### Excerpted records
#####

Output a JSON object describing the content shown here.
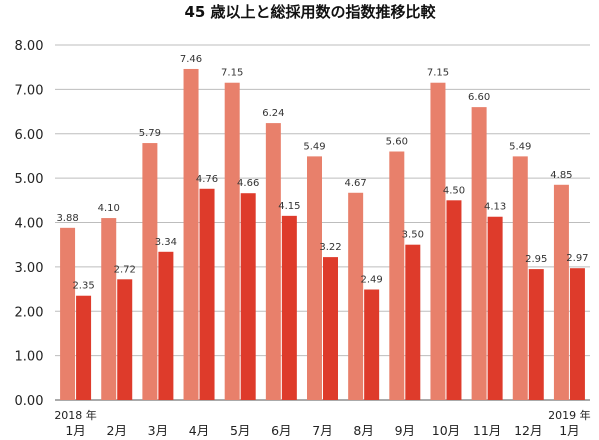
{
  "chart_data": {
    "type": "bar",
    "title": "45 歳以上と総採用数の指数推移比較",
    "categories": [
      "1月",
      "2月",
      "3月",
      "4月",
      "5月",
      "6月",
      "7月",
      "8月",
      "9月",
      "10月",
      "11月",
      "12月",
      "1月"
    ],
    "year_labels": [
      {
        "index": 0,
        "text": "2018 年"
      },
      {
        "index": 12,
        "text": "2019 年"
      }
    ],
    "series": [
      {
        "color": "#e8806b",
        "values": [
          3.88,
          4.1,
          5.79,
          7.46,
          7.15,
          6.24,
          5.49,
          4.67,
          5.6,
          7.15,
          6.6,
          5.49,
          4.85
        ],
        "labels": [
          "3.88",
          "4.10",
          "5.79",
          "7.46",
          "7.15",
          "6.24",
          "5.49",
          "4.67",
          "5.60",
          "7.15",
          "6.60",
          "5.49",
          "4.85"
        ]
      },
      {
        "color": "#de3b2b",
        "values": [
          2.35,
          2.72,
          3.34,
          4.76,
          4.66,
          4.15,
          3.22,
          2.49,
          3.5,
          4.5,
          4.13,
          2.95,
          2.97
        ],
        "labels": [
          "2.35",
          "2.72",
          "3.34",
          "4.76",
          "4.66",
          "4.15",
          "3.22",
          "2.49",
          "3.50",
          "4.50",
          "4.13",
          "2.95",
          "2.97"
        ]
      }
    ],
    "ylim": [
      0,
      8
    ],
    "yticks": [
      "0.00",
      "1.00",
      "2.00",
      "3.00",
      "4.00",
      "5.00",
      "6.00",
      "7.00",
      "8.00"
    ],
    "grid": true,
    "legend": "none"
  }
}
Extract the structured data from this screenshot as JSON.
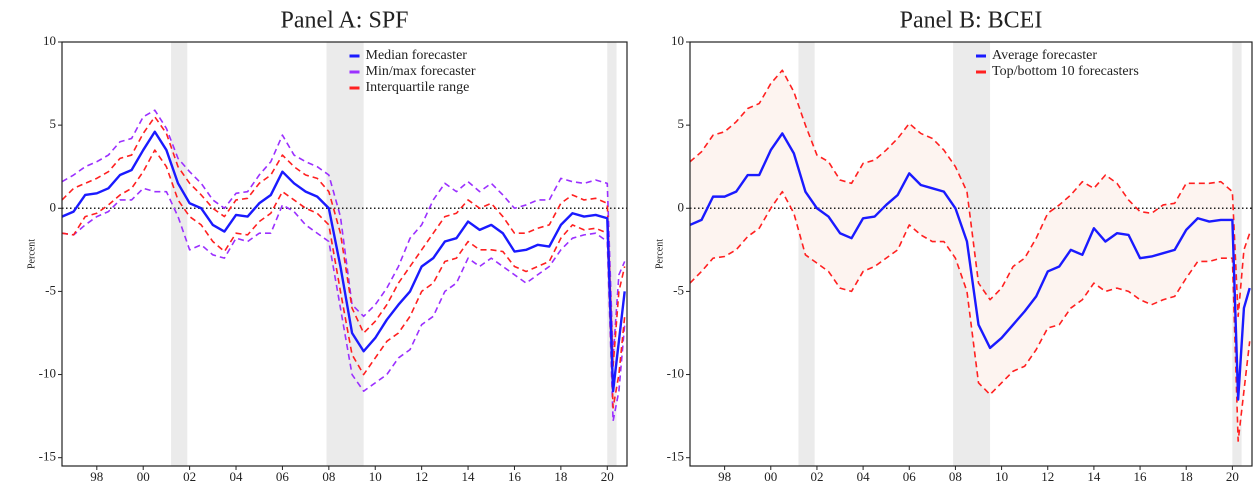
{
  "chart_data": [
    {
      "type": "line",
      "title": "Panel A: SPF",
      "ylabel": "Percent",
      "x": [
        1996.5,
        1997,
        1997.5,
        1998,
        1998.5,
        1999,
        1999.5,
        2000,
        2000.5,
        2001,
        2001.5,
        2002,
        2002.5,
        2003,
        2003.5,
        2004,
        2004.5,
        2005,
        2005.5,
        2006,
        2006.5,
        2007,
        2007.5,
        2008,
        2008.5,
        2009,
        2009.5,
        2010,
        2010.5,
        2011,
        2011.5,
        2012,
        2012.5,
        2013,
        2013.5,
        2014,
        2014.5,
        2015,
        2015.5,
        2016,
        2016.5,
        2017,
        2017.5,
        2018,
        2018.5,
        2019,
        2019.5,
        2020,
        2020.25,
        2020.5,
        2020.75
      ],
      "xlim": [
        1996.5,
        2020.85
      ],
      "xticks": [
        {
          "value": 1998,
          "label": "98"
        },
        {
          "value": 2000,
          "label": "00"
        },
        {
          "value": 2002,
          "label": "02"
        },
        {
          "value": 2004,
          "label": "04"
        },
        {
          "value": 2006,
          "label": "06"
        },
        {
          "value": 2008,
          "label": "08"
        },
        {
          "value": 2010,
          "label": "10"
        },
        {
          "value": 2012,
          "label": "12"
        },
        {
          "value": 2014,
          "label": "14"
        },
        {
          "value": 2016,
          "label": "16"
        },
        {
          "value": 2018,
          "label": "18"
        },
        {
          "value": 2020,
          "label": "20"
        }
      ],
      "ylim": [
        -15.5,
        10
      ],
      "yticks": [
        10,
        5,
        0,
        -5,
        -10,
        -15
      ],
      "reference_line": 0,
      "shaded": [
        [
          2001.2,
          2001.9
        ],
        [
          2007.9,
          2009.5
        ],
        [
          2020.0,
          2020.4
        ]
      ],
      "shade_color": "#ebebeb",
      "legend": "upper center",
      "series": [
        {
          "name": "Median forecaster",
          "color": "#1a1aff",
          "dash": false,
          "values": [
            -0.5,
            -0.2,
            0.8,
            0.9,
            1.2,
            2.0,
            2.3,
            3.5,
            4.6,
            3.5,
            1.5,
            0.3,
            0.0,
            -1.0,
            -1.4,
            -0.4,
            -0.5,
            0.3,
            0.8,
            2.2,
            1.5,
            1.0,
            0.7,
            0.0,
            -3.5,
            -7.5,
            -8.6,
            -7.8,
            -6.7,
            -5.8,
            -5.0,
            -3.5,
            -3.0,
            -2.0,
            -1.8,
            -0.8,
            -1.3,
            -1.0,
            -1.5,
            -2.6,
            -2.5,
            -2.2,
            -2.3,
            -1.0,
            -0.3,
            -0.5,
            -0.4,
            -0.6,
            -11.0,
            -8.0,
            -5.0
          ]
        },
        {
          "name": "Min/max forecaster",
          "color": "#9b30ff",
          "dash": true,
          "lower": [
            -1.5,
            -1.6,
            -1.0,
            -0.5,
            -0.2,
            0.5,
            0.5,
            1.2,
            1.0,
            1.0,
            -0.5,
            -2.5,
            -2.2,
            -2.8,
            -3.0,
            -1.8,
            -2.0,
            -1.5,
            -1.5,
            0.2,
            -0.2,
            -1.0,
            -1.5,
            -2.0,
            -6.0,
            -10.0,
            -11.0,
            -10.5,
            -10.0,
            -9.0,
            -8.5,
            -7.0,
            -6.5,
            -5.0,
            -4.5,
            -3.0,
            -3.5,
            -3.0,
            -3.5,
            -4.0,
            -4.5,
            -4.0,
            -3.5,
            -2.5,
            -1.8,
            -1.6,
            -1.5,
            -2.0,
            -12.8,
            -11.0,
            -7.0
          ],
          "upper": [
            1.6,
            2.0,
            2.5,
            2.8,
            3.2,
            4.0,
            4.2,
            5.5,
            5.9,
            4.8,
            3.0,
            2.2,
            1.5,
            0.5,
            0.0,
            0.9,
            1.0,
            2.0,
            2.8,
            4.4,
            3.2,
            2.8,
            2.5,
            2.0,
            -0.5,
            -5.8,
            -6.5,
            -5.8,
            -4.8,
            -3.5,
            -1.8,
            -1.0,
            0.5,
            1.5,
            1.0,
            1.6,
            1.0,
            1.5,
            0.8,
            0.0,
            0.2,
            0.5,
            0.5,
            1.8,
            1.6,
            1.5,
            1.7,
            1.5,
            -9.0,
            -4.0,
            -3.2
          ]
        },
        {
          "name": "Interquartile range",
          "color": "#ff2020",
          "dash": true,
          "lower": [
            -1.5,
            -1.6,
            -0.5,
            -0.3,
            0.2,
            0.8,
            1.2,
            2.2,
            3.5,
            2.5,
            0.5,
            -0.5,
            -1.0,
            -2.0,
            -2.6,
            -1.5,
            -1.6,
            -0.8,
            -0.3,
            1.0,
            0.5,
            0.0,
            -0.3,
            -1.0,
            -5.0,
            -8.8,
            -10.0,
            -9.0,
            -8.0,
            -7.5,
            -6.5,
            -5.0,
            -4.5,
            -3.2,
            -3.0,
            -2.0,
            -2.5,
            -2.5,
            -2.6,
            -3.5,
            -3.8,
            -3.5,
            -3.2,
            -1.8,
            -1.0,
            -1.3,
            -1.2,
            -1.5,
            -12.0,
            -10.0,
            -6.5
          ],
          "upper": [
            0.5,
            1.2,
            1.5,
            1.8,
            2.2,
            3.0,
            3.2,
            4.5,
            5.5,
            4.5,
            2.5,
            1.5,
            0.8,
            0.0,
            -0.5,
            0.5,
            0.6,
            1.5,
            2.0,
            3.2,
            2.5,
            2.0,
            1.8,
            1.0,
            -1.5,
            -6.0,
            -7.5,
            -6.8,
            -5.8,
            -4.5,
            -3.5,
            -2.5,
            -1.5,
            -0.5,
            -0.3,
            0.5,
            0.0,
            0.3,
            -0.5,
            -1.5,
            -1.5,
            -1.2,
            -1.0,
            0.3,
            0.8,
            0.5,
            0.6,
            0.3,
            -9.5,
            -5.0,
            -3.5
          ]
        }
      ]
    },
    {
      "type": "line",
      "title": "Panel B: BCEI",
      "ylabel": "Percent",
      "x": [
        1996.5,
        1997,
        1997.5,
        1998,
        1998.5,
        1999,
        1999.5,
        2000,
        2000.5,
        2001,
        2001.5,
        2002,
        2002.5,
        2003,
        2003.5,
        2004,
        2004.5,
        2005,
        2005.5,
        2006,
        2006.5,
        2007,
        2007.5,
        2008,
        2008.5,
        2009,
        2009.5,
        2010,
        2010.5,
        2011,
        2011.5,
        2012,
        2012.5,
        2013,
        2013.5,
        2014,
        2014.5,
        2015,
        2015.5,
        2016,
        2016.5,
        2017,
        2017.5,
        2018,
        2018.5,
        2019,
        2019.5,
        2020,
        2020.25,
        2020.5,
        2020.75
      ],
      "xlim": [
        1996.5,
        2020.85
      ],
      "xticks": [
        {
          "value": 1998,
          "label": "98"
        },
        {
          "value": 2000,
          "label": "00"
        },
        {
          "value": 2002,
          "label": "02"
        },
        {
          "value": 2004,
          "label": "04"
        },
        {
          "value": 2006,
          "label": "06"
        },
        {
          "value": 2008,
          "label": "08"
        },
        {
          "value": 2010,
          "label": "10"
        },
        {
          "value": 2012,
          "label": "12"
        },
        {
          "value": 2014,
          "label": "14"
        },
        {
          "value": 2016,
          "label": "16"
        },
        {
          "value": 2018,
          "label": "18"
        },
        {
          "value": 2020,
          "label": "20"
        }
      ],
      "ylim": [
        -15.5,
        10
      ],
      "yticks": [
        10,
        5,
        0,
        -5,
        -10,
        -15
      ],
      "reference_line": 0,
      "shaded": [
        [
          2001.2,
          2001.9
        ],
        [
          2007.9,
          2009.5
        ],
        [
          2020.0,
          2020.4
        ]
      ],
      "shade_color": "#ebebeb",
      "legend": "upper center",
      "series": [
        {
          "name": "Average forecaster",
          "color": "#1a1aff",
          "dash": false,
          "values": [
            -1.0,
            -0.7,
            0.7,
            0.7,
            1.0,
            2.0,
            2.0,
            3.5,
            4.5,
            3.3,
            1.0,
            0.0,
            -0.5,
            -1.5,
            -1.8,
            -0.6,
            -0.5,
            0.2,
            0.8,
            2.1,
            1.4,
            1.2,
            1.0,
            0.0,
            -2.0,
            -7.0,
            -8.4,
            -7.8,
            -7.0,
            -6.2,
            -5.3,
            -3.8,
            -3.5,
            -2.5,
            -2.8,
            -1.2,
            -2.0,
            -1.5,
            -1.6,
            -3.0,
            -2.9,
            -2.7,
            -2.5,
            -1.3,
            -0.6,
            -0.8,
            -0.7,
            -0.7,
            -11.5,
            -6.0,
            -4.8
          ]
        },
        {
          "name": "Top/bottom 10 forecasters",
          "color": "#ff2020",
          "dash": true,
          "band_fill": "#fdf4f0",
          "lower": [
            -4.5,
            -3.8,
            -3.0,
            -2.9,
            -2.5,
            -1.7,
            -1.2,
            0.0,
            1.0,
            -0.3,
            -2.8,
            -3.3,
            -3.8,
            -4.8,
            -5.0,
            -3.8,
            -3.5,
            -3.0,
            -2.5,
            -1.0,
            -1.6,
            -2.0,
            -2.0,
            -3.0,
            -5.0,
            -10.5,
            -11.2,
            -10.5,
            -9.8,
            -9.5,
            -8.5,
            -7.2,
            -7.0,
            -6.0,
            -5.5,
            -4.5,
            -5.0,
            -4.8,
            -5.0,
            -5.5,
            -5.8,
            -5.5,
            -5.3,
            -4.2,
            -3.2,
            -3.2,
            -3.0,
            -3.0,
            -14.0,
            -11.0,
            -8.0
          ],
          "upper": [
            2.8,
            3.4,
            4.4,
            4.6,
            5.2,
            6.0,
            6.3,
            7.5,
            8.3,
            7.0,
            5.0,
            3.2,
            2.8,
            1.7,
            1.5,
            2.7,
            2.9,
            3.5,
            4.2,
            5.1,
            4.5,
            4.2,
            3.5,
            2.5,
            1.0,
            -4.5,
            -5.5,
            -4.8,
            -3.5,
            -3.0,
            -1.8,
            -0.3,
            0.2,
            0.8,
            1.6,
            1.2,
            2.0,
            1.5,
            0.5,
            -0.2,
            -0.3,
            0.2,
            0.3,
            1.5,
            1.5,
            1.5,
            1.6,
            1.0,
            -6.5,
            -2.5,
            -1.5
          ]
        }
      ]
    }
  ]
}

#####

### Task to complete
Check every line of the data above for the string "JSON", and copy those that have it.

### Answer in full
Output a JSON object describing the content shown here.
Extract the structured data from this screenshot as JSON.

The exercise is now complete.